DESCRIPTION OF THE TASK. Go through the data below. Pull out every line that has the word "ngoài".

RECORDS SHOWN.

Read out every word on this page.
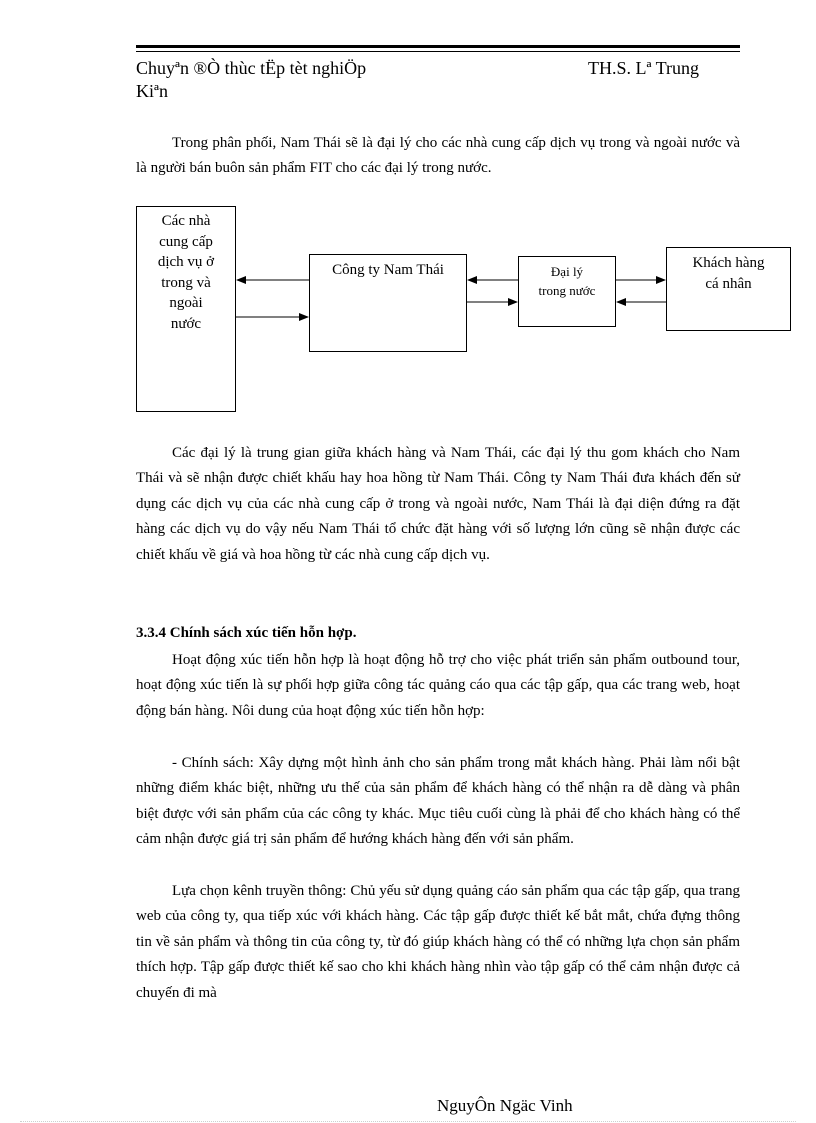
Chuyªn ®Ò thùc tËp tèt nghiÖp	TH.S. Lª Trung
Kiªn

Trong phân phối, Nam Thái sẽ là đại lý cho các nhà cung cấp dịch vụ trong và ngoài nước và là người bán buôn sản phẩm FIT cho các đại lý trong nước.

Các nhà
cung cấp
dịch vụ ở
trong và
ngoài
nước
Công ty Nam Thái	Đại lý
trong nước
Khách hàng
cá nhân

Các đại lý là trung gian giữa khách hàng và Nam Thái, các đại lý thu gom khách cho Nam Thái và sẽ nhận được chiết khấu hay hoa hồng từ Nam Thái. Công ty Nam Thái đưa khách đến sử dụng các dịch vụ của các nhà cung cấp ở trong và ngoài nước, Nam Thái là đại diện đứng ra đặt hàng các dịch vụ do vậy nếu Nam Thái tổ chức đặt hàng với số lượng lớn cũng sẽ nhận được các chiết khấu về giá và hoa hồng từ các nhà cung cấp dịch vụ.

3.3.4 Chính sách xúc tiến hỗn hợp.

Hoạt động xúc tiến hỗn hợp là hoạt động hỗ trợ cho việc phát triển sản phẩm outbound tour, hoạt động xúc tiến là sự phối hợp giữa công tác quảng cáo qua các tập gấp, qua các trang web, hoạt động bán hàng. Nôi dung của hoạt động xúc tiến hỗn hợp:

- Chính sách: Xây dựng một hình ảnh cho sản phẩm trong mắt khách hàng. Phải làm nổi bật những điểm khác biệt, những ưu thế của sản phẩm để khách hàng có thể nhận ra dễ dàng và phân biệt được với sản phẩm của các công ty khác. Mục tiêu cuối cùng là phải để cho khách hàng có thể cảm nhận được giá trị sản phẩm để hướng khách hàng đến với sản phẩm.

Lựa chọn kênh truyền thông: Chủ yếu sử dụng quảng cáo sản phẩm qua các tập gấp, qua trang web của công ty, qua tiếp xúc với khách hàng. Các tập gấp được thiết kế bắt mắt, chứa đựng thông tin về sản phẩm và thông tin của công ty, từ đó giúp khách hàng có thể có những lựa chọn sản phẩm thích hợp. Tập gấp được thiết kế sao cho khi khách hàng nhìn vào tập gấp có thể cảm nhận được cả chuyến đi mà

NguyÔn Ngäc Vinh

RESULT.
Trong phân phối, Nam Thái sẽ là đại lý cho các nhà cung cấp dịch vụ trong và ngoài nước và là người bán buôn sản phẩm FIT cho các đại lý trong nước.
ngoài
Các đại lý là trung gian giữa khách hàng và Nam Thái, các đại lý thu gom khách cho Nam Thái và sẽ nhận được chiết khấu hay hoa hồng từ Nam Thái. Công ty Nam Thái đưa khách đến sử dụng các dịch vụ của các nhà cung cấp ở trong và ngoài nước, Nam Thái là đại diện đứng ra đặt hàng các dịch vụ do vậy nếu Nam Thái tổ chức đặt hàng với số lượng lớn cũng sẽ nhận được các chiết khấu về giá và hoa hồng từ các nhà cung cấp dịch vụ.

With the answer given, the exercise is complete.